Given problem >>
Check each line for the string "this". Give only the count of lines that have it.

#### Supplied data

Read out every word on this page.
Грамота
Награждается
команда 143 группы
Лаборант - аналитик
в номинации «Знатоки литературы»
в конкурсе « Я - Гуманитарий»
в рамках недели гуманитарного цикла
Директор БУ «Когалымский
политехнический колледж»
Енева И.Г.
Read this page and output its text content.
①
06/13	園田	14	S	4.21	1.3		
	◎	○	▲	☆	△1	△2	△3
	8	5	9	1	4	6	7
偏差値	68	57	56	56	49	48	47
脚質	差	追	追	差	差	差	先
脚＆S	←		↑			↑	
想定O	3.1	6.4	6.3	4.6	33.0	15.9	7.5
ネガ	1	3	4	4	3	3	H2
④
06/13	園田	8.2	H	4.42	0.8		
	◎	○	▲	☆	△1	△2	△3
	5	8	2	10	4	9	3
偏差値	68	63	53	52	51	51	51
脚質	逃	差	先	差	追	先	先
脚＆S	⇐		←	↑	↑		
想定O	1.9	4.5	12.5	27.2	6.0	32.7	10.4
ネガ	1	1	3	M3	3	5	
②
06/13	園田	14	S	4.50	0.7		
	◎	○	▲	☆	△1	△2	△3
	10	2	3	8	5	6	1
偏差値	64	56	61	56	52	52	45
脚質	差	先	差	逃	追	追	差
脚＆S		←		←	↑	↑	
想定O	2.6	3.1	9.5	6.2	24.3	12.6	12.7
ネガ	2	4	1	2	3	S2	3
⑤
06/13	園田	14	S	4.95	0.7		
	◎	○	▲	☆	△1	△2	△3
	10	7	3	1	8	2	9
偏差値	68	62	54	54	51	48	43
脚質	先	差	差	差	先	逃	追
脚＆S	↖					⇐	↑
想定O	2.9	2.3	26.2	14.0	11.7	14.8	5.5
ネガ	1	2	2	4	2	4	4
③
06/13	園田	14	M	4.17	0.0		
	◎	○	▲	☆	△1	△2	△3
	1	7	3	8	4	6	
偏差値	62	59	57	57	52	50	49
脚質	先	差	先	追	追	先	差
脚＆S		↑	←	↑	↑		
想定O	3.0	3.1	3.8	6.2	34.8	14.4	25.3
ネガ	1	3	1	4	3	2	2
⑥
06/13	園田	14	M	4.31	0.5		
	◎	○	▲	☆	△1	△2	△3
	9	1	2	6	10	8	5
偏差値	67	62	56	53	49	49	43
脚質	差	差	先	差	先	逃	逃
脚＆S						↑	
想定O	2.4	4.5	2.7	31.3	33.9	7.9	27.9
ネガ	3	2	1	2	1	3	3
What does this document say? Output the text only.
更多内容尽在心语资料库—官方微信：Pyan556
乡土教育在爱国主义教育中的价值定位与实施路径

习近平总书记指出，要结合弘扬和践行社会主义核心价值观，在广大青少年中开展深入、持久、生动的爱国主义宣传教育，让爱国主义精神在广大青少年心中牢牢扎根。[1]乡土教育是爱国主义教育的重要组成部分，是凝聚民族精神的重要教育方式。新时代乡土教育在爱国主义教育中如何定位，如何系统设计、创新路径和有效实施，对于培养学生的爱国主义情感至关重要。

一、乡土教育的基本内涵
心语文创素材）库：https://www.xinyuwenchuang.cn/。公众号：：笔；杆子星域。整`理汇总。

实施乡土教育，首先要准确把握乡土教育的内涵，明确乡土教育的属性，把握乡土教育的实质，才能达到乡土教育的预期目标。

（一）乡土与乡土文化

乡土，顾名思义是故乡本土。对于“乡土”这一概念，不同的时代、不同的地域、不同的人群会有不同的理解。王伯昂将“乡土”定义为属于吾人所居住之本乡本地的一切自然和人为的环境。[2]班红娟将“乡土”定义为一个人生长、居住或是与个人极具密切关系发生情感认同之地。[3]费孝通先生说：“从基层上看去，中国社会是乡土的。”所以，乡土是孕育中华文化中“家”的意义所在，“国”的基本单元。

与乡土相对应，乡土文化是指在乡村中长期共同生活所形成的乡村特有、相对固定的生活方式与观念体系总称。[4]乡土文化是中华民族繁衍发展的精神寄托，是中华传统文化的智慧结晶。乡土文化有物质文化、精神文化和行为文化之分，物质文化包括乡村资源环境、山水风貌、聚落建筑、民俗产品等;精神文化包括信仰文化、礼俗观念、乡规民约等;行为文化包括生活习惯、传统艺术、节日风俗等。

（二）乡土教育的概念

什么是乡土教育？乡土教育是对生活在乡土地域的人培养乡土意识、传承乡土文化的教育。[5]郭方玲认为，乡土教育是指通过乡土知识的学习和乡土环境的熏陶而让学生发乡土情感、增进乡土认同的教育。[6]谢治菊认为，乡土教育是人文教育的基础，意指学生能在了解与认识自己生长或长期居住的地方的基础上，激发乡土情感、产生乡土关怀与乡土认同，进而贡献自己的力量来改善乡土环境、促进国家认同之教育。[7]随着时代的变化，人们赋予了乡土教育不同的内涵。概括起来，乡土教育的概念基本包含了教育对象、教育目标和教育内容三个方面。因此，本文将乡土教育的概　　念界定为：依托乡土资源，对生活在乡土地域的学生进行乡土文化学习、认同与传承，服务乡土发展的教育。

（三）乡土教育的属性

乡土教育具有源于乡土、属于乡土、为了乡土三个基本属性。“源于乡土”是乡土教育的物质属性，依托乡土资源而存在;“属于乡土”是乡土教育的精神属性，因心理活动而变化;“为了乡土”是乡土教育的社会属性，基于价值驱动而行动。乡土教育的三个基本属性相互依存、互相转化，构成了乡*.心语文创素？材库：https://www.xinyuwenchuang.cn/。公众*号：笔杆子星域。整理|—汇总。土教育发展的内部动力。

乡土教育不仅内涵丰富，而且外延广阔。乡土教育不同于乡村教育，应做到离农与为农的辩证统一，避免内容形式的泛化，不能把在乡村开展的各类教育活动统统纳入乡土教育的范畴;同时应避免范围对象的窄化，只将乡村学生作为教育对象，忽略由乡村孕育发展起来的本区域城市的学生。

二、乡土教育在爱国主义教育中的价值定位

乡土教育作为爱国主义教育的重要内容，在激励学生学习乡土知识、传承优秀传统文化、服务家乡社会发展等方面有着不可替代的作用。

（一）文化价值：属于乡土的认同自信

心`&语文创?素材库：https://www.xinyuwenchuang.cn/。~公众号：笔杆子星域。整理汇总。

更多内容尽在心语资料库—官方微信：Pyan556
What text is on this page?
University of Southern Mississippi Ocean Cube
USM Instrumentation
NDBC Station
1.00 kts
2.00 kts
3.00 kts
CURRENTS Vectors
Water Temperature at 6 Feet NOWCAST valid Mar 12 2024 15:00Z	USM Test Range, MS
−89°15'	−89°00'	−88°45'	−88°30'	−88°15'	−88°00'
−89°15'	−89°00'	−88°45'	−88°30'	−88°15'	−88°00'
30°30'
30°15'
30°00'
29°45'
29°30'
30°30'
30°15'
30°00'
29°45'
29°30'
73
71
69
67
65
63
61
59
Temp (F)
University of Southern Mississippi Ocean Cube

########

Answer to the exercise >>
4